[begin Provided records]

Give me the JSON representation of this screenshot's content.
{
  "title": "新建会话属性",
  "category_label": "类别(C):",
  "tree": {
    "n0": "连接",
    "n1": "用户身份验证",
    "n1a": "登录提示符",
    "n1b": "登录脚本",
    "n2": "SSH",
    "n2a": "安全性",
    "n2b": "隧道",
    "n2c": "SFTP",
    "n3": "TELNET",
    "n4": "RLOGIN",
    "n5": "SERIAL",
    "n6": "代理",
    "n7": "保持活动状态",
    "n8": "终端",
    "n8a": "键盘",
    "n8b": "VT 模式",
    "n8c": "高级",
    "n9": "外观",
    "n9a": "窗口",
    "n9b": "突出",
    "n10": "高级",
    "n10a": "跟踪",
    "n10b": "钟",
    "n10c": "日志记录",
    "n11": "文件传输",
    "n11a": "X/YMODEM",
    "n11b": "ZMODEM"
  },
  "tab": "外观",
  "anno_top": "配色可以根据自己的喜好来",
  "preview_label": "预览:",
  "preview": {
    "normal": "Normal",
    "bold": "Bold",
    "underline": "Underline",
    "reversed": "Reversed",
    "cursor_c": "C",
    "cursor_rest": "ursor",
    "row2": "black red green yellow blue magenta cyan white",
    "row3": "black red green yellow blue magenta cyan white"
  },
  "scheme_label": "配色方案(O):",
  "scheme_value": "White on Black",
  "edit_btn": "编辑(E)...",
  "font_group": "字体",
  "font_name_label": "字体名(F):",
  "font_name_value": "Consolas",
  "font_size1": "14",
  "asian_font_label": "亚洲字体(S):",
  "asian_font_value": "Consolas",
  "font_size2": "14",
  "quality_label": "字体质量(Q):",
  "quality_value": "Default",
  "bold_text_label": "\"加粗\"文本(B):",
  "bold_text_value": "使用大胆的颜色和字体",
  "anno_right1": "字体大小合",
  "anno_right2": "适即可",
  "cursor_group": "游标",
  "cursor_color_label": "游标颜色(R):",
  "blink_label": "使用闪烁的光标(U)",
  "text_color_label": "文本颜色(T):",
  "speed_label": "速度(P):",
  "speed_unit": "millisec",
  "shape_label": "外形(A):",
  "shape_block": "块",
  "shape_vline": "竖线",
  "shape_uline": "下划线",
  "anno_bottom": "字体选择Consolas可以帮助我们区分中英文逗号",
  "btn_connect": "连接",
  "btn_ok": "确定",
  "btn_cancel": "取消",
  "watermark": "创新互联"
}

[end Provided records]

_Given instruction_. Exactly as shown above, return every record.

_Response to the exercise_.
Give me the JSON representation of this screenshot's content.
{
  "title": "新建会话属性",
  "category_label": "类别(C):",
  "tree": {
    "n0": "连接",
    "n1": "用户身份验证",
    "n1a": "登录提示符",
    "n1b": "登录脚本",
    "n2": "SSH",
    "n2a": "安全性",
    "n2b": "隧道",
    "n2c": "SFTP",
    "n3": "TELNET",
    "n4": "RLOGIN",
    "n5": "SERIAL",
    "n6": "代理",
    "n7": "保持活动状态",
    "n8": "终端",
    "n8a": "键盘",
    "n8b": "VT 模式",
    "n8c": "高级",
    "n9": "外观",
    "n9a": "窗口",
    "n9b": "突出",
    "n10": "高级",
    "n10a": "跟踪",
    "n10b": "钟",
    "n10c": "日志记录",
    "n11": "文件传输",
    "n11a": "X/YMODEM",
    "n11b": "ZMODEM"
  },
  "tab": "外观",
  "anno_top": "配色可以根据自己的喜好来",
  "preview_label": "预览:",
  "preview": {
    "normal": "Normal",
    "bold": "Bold",
    "underline": "Underline",
    "reversed": "Reversed",
    "cursor_c": "C",
    "cursor_rest": "ursor",
    "row2": "black red green yellow blue magenta cyan white",
    "row3": "black red green yellow blue magenta cyan white"
  },
  "scheme_label": "配色方案(O):",
  "scheme_value": "White on Black",
  "edit_btn": "编辑(E)...",
  "font_group": "字体",
  "font_name_label": "字体名(F):",
  "font_name_value": "Consolas",
  "font_size1": "14",
  "asian_font_label": "亚洲字体(S):",
  "asian_font_value": "Consolas",
  "font_size2": "14",
  "quality_label": "字体质量(Q):",
  "quality_value": "Default",
  "bold_text_label": "\"加粗\"文本(B):",
  "bold_text_value": "使用大胆的颜色和字体",
  "anno_right1": "字体大小合",
  "anno_right2": "适即可",
  "cursor_group": "游标",
  "cursor_color_label": "游标颜色(R):",
  "blink_label": "使用闪烁的光标(U)",
  "text_color_label": "文本颜色(T):",
  "speed_label": "速度(P):",
  "speed_unit": "millisec",
  "shape_label": "外形(A):",
  "shape_block": "块",
  "shape_vline": "竖线",
  "shape_uline": "下划线",
  "anno_bottom": "字体选择Consolas可以帮助我们区分中英文逗号",
  "btn_connect": "连接",
  "btn_ok": "确定",
  "btn_cancel": "取消",
  "watermark": "创新互联"
}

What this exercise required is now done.